EXERCISE PROMPT: Return all lines of the data in which the string "항글로불린" occurs.

SOURCE MATERIAL:
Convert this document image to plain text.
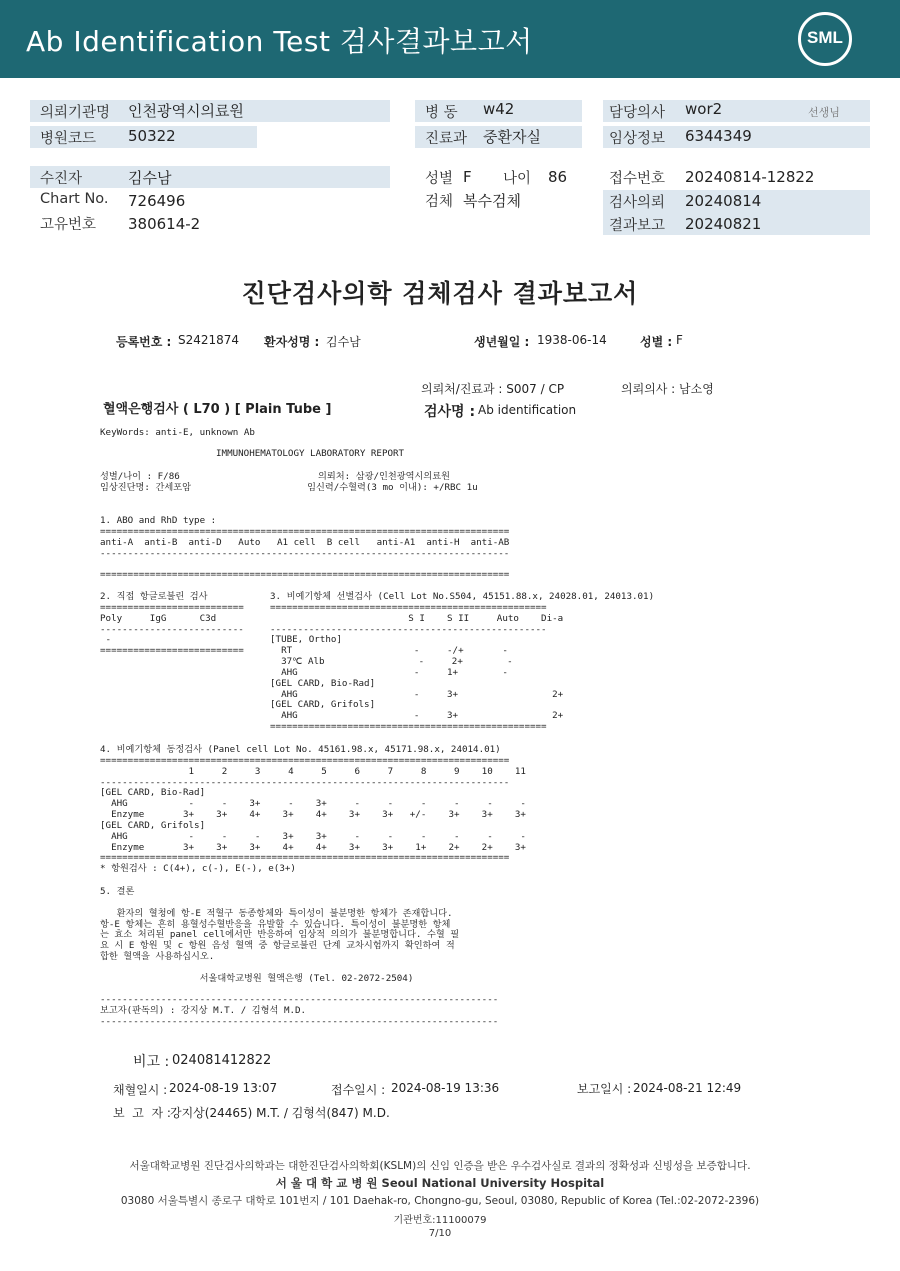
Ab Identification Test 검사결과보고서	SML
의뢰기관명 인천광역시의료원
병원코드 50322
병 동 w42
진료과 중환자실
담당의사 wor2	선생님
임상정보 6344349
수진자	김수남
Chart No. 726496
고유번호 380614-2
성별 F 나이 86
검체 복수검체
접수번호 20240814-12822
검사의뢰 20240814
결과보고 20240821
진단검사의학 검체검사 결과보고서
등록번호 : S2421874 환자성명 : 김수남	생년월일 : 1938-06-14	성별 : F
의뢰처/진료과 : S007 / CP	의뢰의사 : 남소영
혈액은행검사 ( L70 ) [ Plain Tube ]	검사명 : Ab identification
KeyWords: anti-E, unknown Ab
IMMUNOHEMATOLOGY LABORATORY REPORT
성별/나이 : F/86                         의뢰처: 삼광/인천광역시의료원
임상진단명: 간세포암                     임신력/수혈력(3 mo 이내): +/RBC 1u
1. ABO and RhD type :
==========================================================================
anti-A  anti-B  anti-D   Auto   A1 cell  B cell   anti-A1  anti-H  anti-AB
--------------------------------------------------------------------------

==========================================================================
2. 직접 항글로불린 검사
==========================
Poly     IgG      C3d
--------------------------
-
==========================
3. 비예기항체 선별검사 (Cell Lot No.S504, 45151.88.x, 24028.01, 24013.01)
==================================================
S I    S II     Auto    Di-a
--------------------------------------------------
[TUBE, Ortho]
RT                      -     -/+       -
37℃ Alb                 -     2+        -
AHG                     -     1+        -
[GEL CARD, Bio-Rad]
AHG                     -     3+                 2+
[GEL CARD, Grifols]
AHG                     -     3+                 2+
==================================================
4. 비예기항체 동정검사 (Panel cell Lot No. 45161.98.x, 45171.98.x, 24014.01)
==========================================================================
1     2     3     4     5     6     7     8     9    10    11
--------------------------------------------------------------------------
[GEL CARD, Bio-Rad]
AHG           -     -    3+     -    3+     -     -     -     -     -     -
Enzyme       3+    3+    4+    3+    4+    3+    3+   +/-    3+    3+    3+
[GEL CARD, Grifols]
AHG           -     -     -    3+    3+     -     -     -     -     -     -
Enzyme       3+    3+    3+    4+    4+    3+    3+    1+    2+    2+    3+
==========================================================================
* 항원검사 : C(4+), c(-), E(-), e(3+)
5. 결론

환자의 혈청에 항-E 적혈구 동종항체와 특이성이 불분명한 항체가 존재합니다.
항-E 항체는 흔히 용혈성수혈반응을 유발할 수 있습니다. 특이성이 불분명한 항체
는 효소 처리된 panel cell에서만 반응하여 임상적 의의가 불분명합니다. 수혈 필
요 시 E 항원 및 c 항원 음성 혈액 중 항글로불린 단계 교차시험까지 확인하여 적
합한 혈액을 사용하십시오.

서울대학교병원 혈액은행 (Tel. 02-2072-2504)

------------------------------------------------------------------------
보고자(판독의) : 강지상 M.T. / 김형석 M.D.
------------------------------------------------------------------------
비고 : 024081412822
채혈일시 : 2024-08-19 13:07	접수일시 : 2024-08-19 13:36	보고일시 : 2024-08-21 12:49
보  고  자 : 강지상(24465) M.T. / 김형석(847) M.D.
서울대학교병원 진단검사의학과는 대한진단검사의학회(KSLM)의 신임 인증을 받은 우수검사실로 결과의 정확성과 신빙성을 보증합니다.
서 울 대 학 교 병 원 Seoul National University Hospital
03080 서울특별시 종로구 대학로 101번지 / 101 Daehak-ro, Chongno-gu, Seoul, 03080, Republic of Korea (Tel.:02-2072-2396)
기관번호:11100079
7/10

TASK SOLUTION:
2. 직접 항글로불린 검사
요 시 E 항원 및 c 항원 음성 혈액 중 항글로불린 단계 교차시험까지 확인하여 적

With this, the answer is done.